● Stated problem
Search the listing below for "hidden". Copy each matching line.

☆ ☆ ☆ ☆ ☆ ☆ ☆

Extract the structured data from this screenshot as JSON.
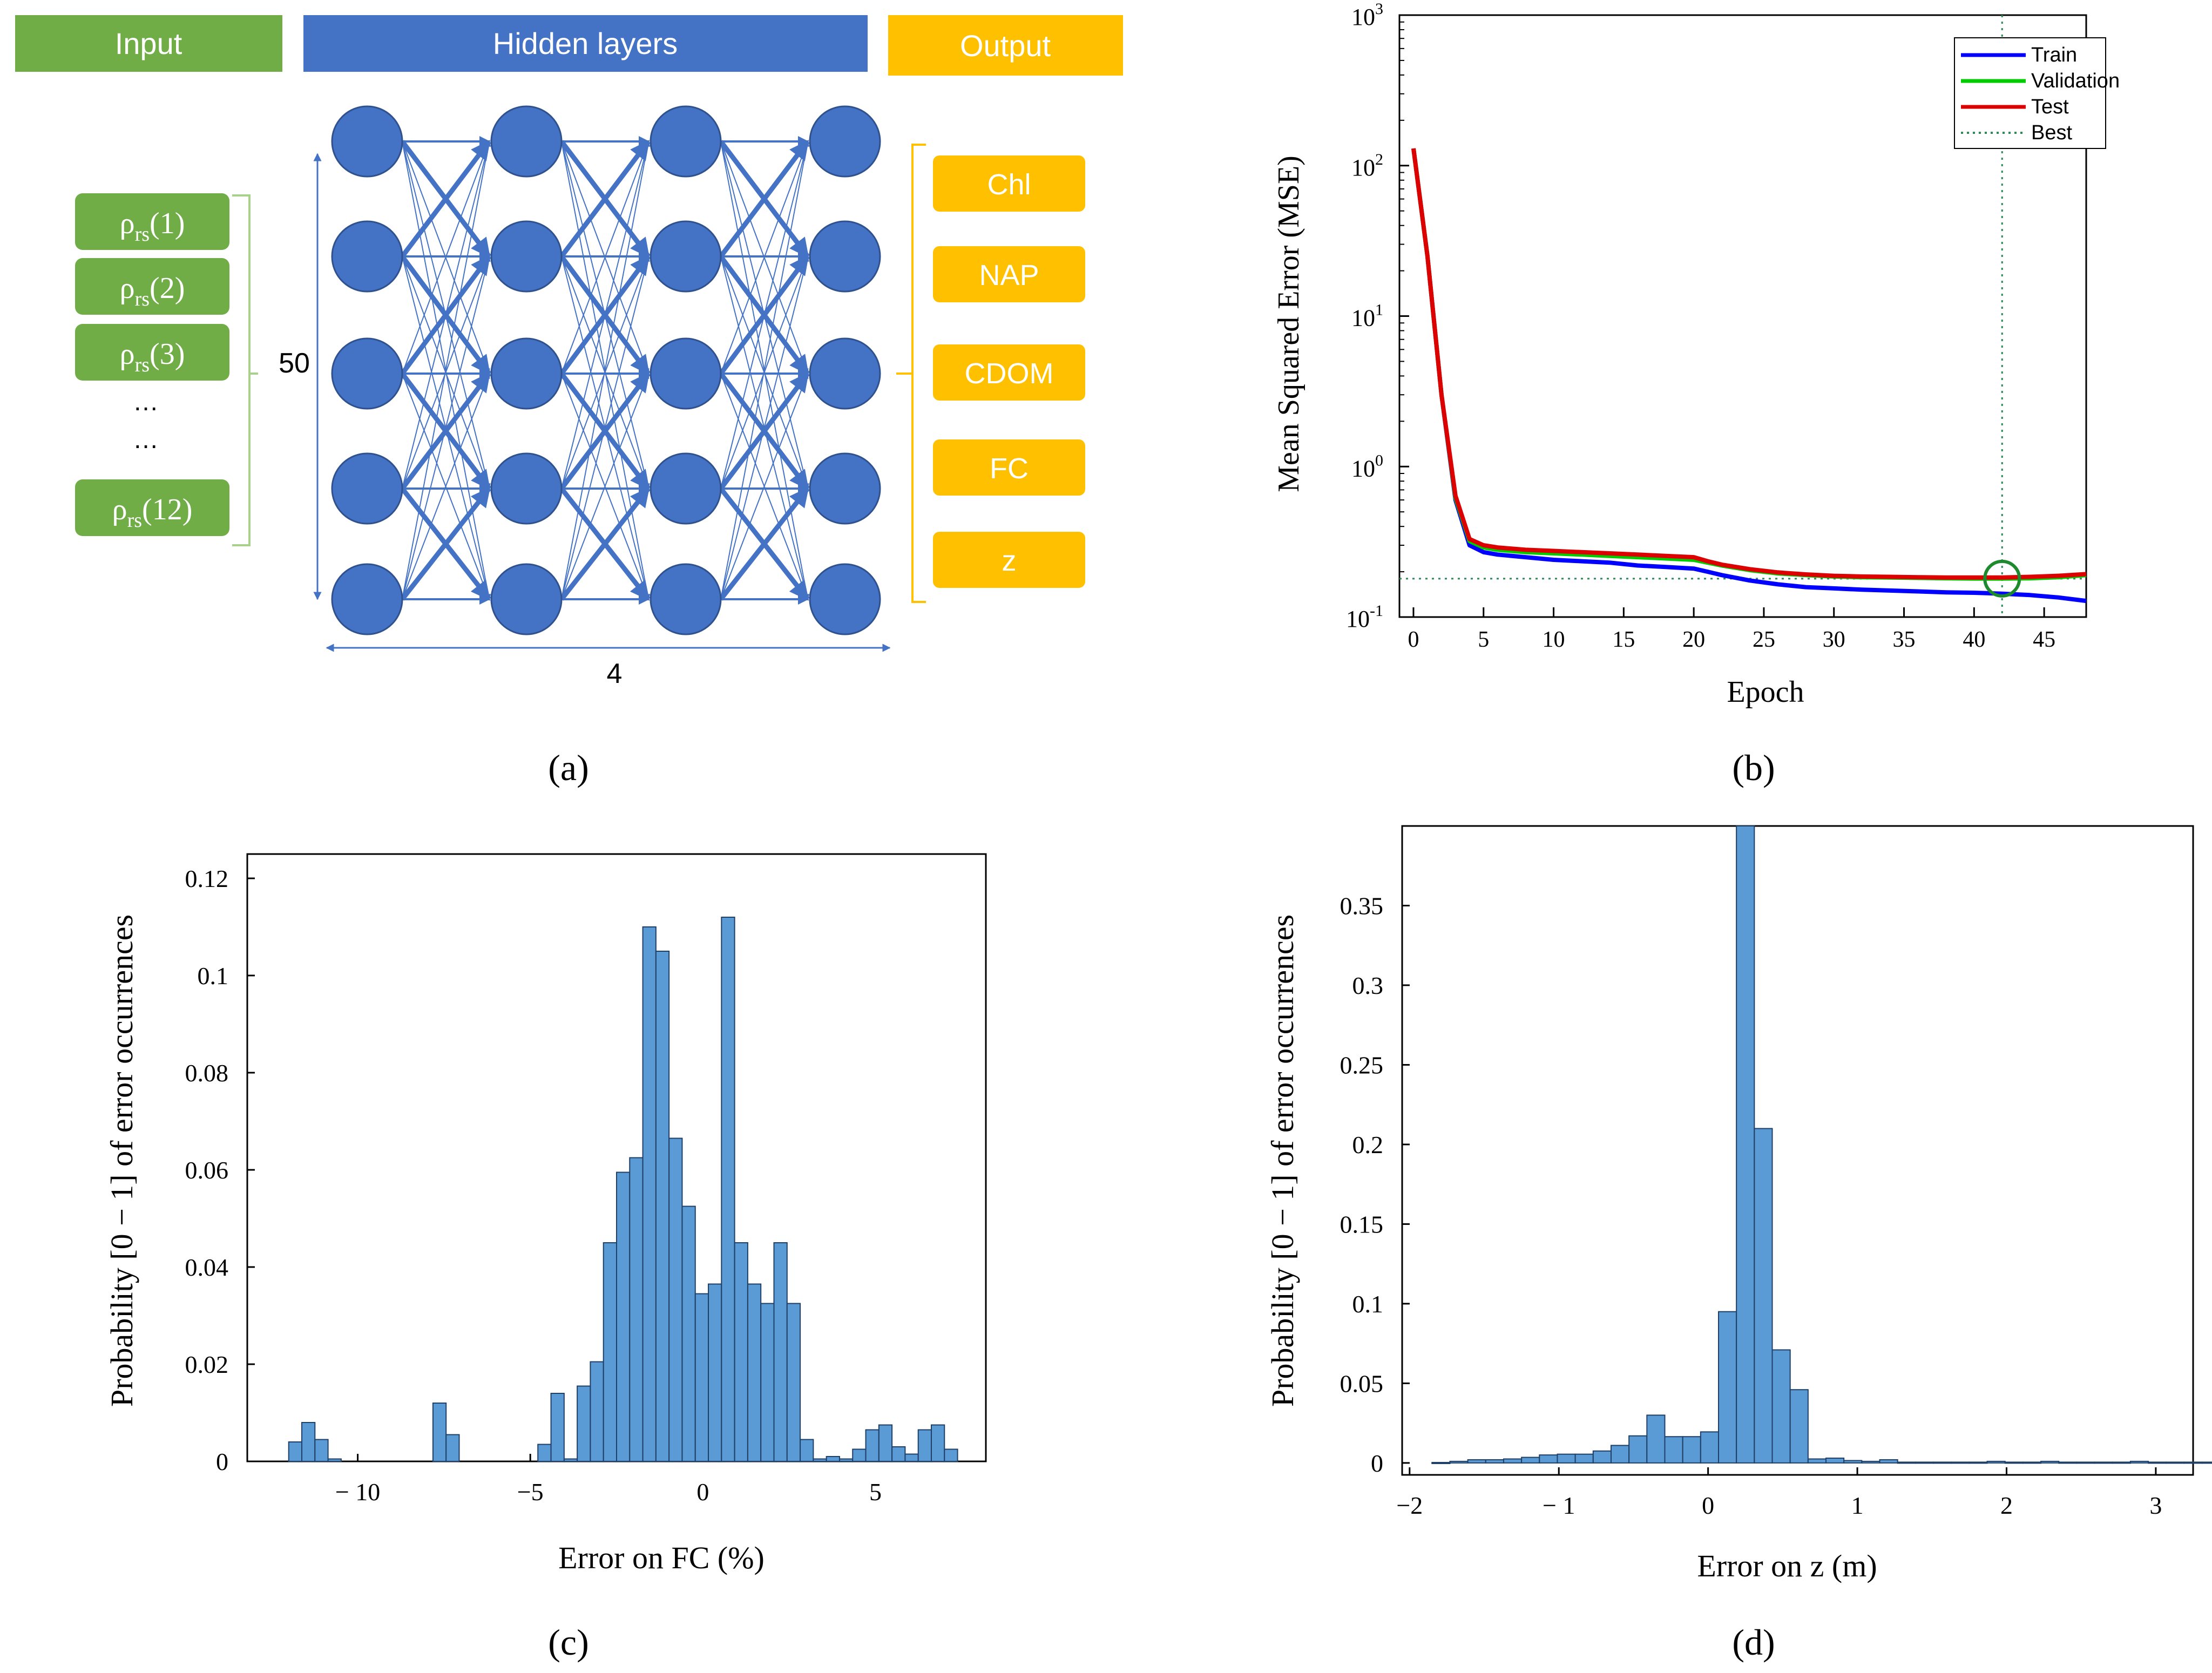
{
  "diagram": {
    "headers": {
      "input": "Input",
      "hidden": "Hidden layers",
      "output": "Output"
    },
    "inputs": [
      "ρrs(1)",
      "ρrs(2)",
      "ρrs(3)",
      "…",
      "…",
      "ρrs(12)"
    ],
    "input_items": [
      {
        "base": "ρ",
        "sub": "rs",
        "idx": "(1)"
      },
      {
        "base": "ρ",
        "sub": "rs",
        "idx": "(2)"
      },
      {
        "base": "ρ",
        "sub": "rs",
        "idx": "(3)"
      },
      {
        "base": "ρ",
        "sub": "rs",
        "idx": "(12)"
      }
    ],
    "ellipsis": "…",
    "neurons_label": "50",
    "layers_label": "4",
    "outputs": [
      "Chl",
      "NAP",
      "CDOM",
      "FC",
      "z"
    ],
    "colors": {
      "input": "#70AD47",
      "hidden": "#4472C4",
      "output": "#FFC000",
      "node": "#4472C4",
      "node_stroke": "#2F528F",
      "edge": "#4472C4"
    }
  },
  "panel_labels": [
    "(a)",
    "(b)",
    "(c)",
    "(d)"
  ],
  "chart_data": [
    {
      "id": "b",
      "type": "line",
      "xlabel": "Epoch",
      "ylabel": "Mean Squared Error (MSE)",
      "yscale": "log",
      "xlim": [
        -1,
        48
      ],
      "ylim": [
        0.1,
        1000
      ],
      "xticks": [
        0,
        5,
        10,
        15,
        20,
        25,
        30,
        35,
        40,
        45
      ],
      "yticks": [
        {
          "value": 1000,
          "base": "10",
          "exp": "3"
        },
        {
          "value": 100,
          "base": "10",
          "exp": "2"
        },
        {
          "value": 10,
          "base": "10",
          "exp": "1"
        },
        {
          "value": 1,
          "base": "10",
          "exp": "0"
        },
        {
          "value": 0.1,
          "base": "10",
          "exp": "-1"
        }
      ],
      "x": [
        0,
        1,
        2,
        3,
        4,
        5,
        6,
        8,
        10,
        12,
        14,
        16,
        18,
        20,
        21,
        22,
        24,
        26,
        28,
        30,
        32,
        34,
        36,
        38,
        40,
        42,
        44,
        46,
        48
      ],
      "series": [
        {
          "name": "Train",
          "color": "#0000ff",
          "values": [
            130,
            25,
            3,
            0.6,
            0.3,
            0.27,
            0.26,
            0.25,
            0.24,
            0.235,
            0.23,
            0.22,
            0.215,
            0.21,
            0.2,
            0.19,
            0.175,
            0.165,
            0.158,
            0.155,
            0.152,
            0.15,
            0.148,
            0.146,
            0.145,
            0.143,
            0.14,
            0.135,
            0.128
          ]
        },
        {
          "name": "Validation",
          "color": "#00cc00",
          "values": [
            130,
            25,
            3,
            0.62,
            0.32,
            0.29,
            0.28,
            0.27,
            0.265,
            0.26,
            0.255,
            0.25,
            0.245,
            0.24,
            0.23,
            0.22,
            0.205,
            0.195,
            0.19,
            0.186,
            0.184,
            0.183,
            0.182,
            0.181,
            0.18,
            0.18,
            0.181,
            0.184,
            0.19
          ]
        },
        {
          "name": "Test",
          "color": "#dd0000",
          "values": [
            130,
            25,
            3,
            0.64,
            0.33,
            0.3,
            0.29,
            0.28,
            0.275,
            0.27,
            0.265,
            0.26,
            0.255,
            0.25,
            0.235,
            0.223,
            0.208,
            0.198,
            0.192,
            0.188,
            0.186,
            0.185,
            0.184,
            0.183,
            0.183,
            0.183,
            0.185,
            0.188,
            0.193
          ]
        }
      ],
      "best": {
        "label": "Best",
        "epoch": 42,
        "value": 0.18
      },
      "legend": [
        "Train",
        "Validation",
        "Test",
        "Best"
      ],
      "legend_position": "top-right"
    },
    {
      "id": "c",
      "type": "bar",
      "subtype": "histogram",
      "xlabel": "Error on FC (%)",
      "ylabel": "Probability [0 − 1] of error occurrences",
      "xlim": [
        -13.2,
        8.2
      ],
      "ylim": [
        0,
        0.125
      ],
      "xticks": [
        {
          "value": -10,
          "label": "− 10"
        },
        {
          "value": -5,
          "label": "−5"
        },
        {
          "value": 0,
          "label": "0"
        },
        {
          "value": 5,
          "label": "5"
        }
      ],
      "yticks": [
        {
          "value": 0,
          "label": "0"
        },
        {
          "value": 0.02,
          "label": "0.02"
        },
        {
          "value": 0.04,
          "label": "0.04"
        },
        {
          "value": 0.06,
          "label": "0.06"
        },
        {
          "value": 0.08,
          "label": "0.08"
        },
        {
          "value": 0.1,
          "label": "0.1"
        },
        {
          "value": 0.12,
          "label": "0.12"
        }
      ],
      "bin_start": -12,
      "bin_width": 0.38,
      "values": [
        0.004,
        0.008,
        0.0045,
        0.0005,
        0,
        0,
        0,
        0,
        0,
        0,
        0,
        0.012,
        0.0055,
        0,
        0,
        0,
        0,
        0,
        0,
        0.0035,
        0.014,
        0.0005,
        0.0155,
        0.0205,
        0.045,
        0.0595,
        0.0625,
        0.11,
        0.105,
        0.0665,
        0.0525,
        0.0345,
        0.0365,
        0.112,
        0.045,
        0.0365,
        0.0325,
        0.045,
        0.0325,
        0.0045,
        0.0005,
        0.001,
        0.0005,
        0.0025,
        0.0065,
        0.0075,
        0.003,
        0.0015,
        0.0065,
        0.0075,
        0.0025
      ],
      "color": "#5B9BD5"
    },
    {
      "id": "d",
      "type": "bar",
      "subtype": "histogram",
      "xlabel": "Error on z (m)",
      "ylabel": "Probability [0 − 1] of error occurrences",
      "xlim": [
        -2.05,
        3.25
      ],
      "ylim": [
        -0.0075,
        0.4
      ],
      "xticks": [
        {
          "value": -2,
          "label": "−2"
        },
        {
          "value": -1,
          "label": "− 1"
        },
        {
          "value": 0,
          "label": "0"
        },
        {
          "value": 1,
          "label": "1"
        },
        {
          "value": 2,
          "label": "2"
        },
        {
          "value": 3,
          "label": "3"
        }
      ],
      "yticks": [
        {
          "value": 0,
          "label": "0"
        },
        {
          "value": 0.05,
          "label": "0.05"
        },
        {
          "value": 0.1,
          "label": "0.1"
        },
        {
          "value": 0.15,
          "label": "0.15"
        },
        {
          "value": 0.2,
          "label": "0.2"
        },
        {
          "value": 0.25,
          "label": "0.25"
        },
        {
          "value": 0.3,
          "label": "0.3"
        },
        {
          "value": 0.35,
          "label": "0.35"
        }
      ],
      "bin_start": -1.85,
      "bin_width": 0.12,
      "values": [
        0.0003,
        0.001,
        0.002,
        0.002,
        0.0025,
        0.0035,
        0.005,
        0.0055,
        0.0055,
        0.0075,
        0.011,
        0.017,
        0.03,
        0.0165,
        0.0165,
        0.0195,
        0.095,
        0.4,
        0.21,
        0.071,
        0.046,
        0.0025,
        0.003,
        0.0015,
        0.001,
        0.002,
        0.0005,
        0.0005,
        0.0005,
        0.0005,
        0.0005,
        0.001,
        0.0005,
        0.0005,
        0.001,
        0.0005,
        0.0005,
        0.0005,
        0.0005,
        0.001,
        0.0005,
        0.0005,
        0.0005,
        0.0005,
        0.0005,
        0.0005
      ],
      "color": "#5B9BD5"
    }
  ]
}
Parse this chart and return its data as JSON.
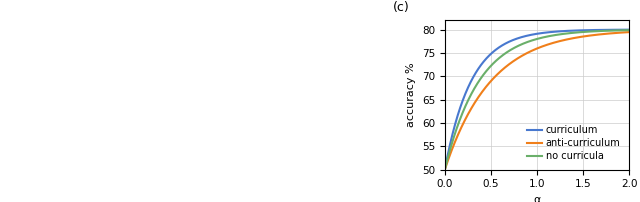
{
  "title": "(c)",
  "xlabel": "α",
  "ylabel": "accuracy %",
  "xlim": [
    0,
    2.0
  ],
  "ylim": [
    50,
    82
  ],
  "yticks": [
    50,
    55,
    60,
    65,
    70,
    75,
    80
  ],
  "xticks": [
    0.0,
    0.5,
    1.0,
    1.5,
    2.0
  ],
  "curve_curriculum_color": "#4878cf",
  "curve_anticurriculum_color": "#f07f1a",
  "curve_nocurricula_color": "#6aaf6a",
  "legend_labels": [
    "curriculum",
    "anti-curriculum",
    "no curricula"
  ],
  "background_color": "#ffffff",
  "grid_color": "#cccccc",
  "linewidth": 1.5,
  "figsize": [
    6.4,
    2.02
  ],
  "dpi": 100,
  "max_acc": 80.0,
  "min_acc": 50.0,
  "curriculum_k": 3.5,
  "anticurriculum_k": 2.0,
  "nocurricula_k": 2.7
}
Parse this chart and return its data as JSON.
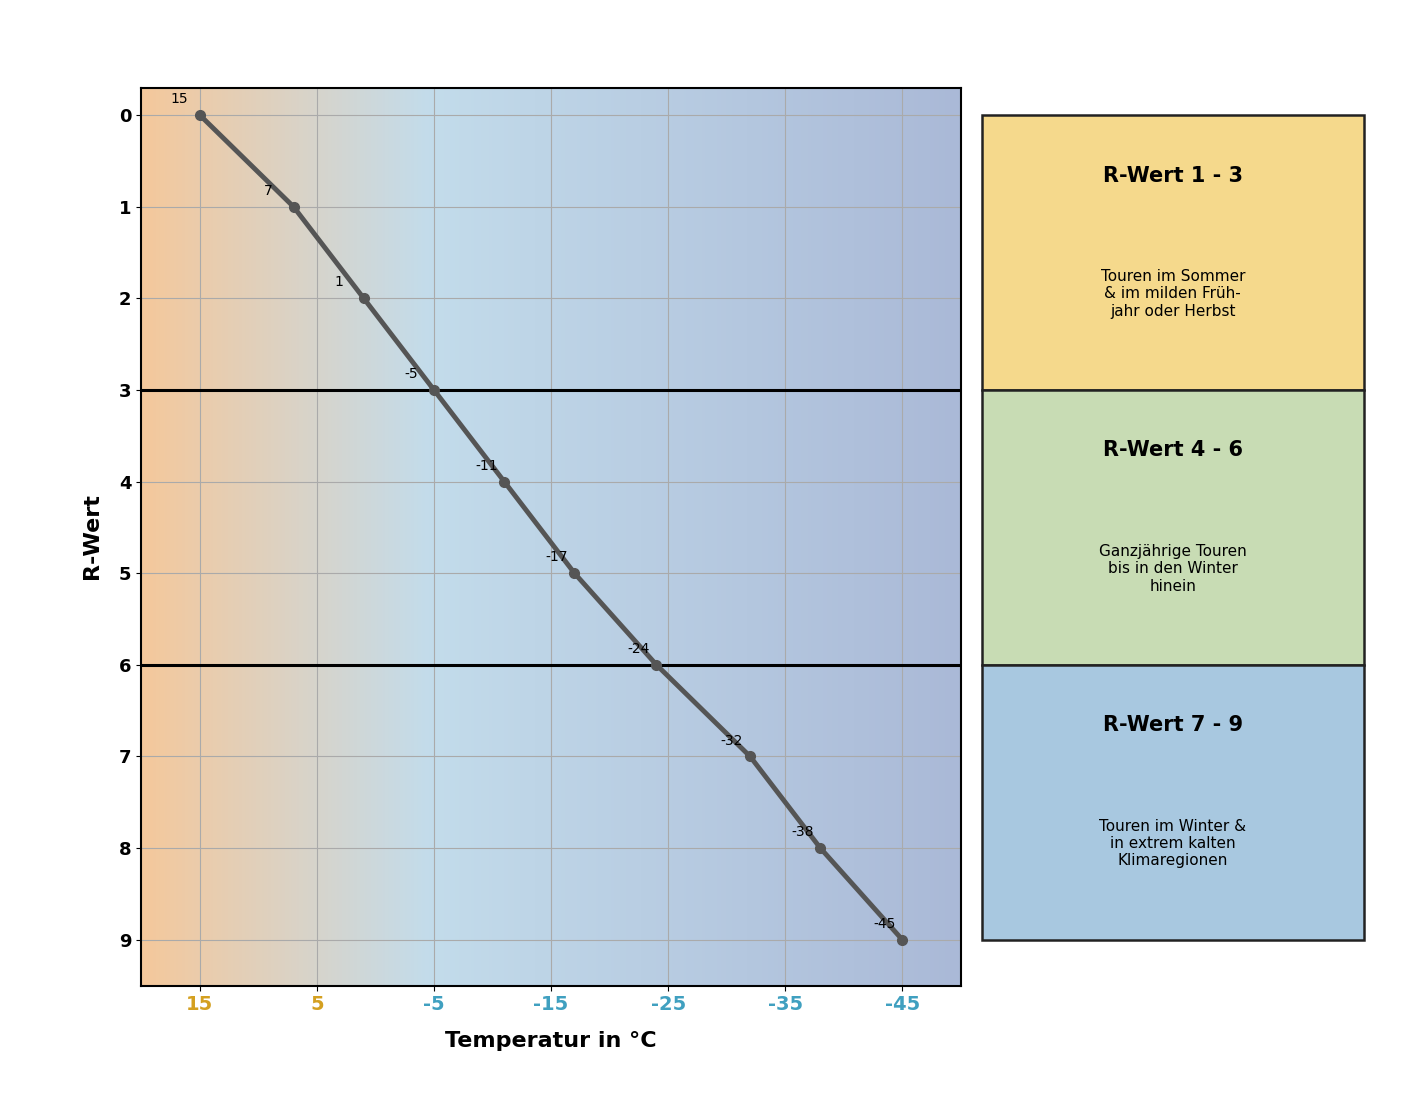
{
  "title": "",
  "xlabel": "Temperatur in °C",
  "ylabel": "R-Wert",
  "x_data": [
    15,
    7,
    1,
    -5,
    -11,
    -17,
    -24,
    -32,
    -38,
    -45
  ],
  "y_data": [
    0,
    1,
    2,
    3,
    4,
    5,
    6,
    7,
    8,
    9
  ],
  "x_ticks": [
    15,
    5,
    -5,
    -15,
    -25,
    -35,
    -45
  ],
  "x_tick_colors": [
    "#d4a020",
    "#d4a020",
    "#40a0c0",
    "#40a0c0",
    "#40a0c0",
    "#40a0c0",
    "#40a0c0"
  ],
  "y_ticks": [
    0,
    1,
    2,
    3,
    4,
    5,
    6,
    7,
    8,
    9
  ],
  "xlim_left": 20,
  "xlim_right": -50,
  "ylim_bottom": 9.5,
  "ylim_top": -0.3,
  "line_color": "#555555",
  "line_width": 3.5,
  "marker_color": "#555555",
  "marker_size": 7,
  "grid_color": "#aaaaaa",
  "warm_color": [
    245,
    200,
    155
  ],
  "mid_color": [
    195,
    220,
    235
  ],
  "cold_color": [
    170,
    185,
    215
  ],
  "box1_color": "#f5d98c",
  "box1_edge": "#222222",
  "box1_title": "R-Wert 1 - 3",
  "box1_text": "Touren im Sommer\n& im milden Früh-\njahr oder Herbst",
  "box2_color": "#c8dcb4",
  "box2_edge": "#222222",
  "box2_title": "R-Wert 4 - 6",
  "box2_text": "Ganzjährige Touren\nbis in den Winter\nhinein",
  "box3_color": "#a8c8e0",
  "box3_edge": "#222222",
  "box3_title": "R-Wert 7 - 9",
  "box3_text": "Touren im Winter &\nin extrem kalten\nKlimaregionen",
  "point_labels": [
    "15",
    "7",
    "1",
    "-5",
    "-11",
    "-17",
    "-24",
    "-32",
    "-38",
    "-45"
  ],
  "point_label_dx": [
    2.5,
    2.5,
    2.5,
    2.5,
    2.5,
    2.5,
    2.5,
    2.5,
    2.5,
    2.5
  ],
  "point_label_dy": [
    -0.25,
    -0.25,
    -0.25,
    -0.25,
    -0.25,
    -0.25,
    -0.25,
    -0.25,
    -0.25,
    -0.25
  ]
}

☆ ☆ ☆ ☆ ☆ ☆ ☆

● Solution to the problem
      "hidden": "Hidden layers",
      "hidden": "#4472C4",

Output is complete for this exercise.